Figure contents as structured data
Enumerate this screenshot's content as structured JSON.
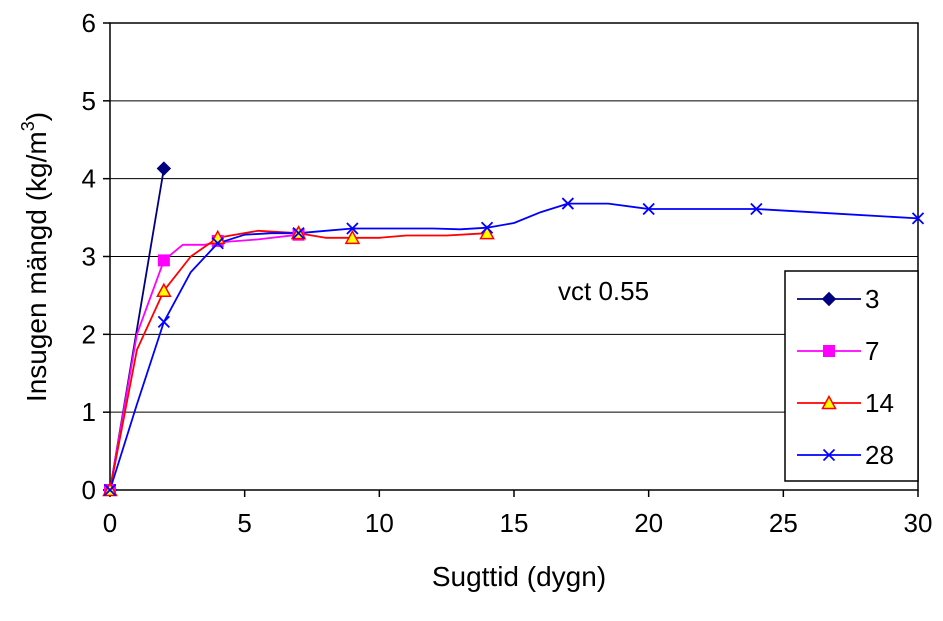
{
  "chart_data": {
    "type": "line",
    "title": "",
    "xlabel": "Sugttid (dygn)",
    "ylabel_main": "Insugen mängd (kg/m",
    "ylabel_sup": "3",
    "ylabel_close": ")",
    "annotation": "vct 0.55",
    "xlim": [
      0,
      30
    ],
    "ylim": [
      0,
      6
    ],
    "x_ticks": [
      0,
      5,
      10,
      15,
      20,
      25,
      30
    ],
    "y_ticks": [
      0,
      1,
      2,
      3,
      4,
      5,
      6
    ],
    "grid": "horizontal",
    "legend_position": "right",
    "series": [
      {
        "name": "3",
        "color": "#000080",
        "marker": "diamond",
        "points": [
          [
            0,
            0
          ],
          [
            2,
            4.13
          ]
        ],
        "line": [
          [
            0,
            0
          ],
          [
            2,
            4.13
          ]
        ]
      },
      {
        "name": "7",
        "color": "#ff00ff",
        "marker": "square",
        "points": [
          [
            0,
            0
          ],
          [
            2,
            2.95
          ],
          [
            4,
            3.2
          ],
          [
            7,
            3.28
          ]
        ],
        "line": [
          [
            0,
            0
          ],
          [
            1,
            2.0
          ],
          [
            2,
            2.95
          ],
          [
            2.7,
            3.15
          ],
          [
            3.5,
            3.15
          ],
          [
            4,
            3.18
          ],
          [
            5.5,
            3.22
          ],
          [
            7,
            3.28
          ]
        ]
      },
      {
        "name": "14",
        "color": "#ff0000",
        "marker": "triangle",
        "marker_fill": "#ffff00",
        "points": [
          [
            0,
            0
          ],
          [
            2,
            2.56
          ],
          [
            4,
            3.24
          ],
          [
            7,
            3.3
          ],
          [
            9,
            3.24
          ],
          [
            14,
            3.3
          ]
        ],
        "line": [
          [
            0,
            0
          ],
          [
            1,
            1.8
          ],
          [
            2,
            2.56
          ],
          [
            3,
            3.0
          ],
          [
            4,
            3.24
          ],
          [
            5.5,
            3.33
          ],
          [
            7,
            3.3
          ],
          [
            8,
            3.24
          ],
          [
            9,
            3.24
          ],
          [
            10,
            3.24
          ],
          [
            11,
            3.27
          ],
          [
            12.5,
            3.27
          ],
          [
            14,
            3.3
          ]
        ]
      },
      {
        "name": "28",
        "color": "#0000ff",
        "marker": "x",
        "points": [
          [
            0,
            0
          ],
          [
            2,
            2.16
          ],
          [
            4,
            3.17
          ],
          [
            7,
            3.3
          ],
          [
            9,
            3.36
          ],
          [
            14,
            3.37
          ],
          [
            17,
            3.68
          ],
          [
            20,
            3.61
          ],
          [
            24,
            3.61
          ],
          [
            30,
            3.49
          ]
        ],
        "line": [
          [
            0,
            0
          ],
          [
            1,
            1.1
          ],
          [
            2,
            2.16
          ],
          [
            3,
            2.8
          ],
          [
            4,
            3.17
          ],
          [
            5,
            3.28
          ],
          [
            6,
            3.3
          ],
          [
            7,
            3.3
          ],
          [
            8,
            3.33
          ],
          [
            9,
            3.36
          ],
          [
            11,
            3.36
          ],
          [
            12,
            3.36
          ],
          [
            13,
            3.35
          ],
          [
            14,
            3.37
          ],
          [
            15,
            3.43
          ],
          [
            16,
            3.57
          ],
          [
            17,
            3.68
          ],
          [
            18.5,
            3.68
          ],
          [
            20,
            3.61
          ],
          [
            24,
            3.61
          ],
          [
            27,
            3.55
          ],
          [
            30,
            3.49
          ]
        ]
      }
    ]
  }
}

What this task involves
Locate all lines that include the word "color" and copy them out.

Finished exercise
        "color": "#000080",
        "color": "#ff00ff",
        "color": "#ff0000",
        "color": "#0000ff",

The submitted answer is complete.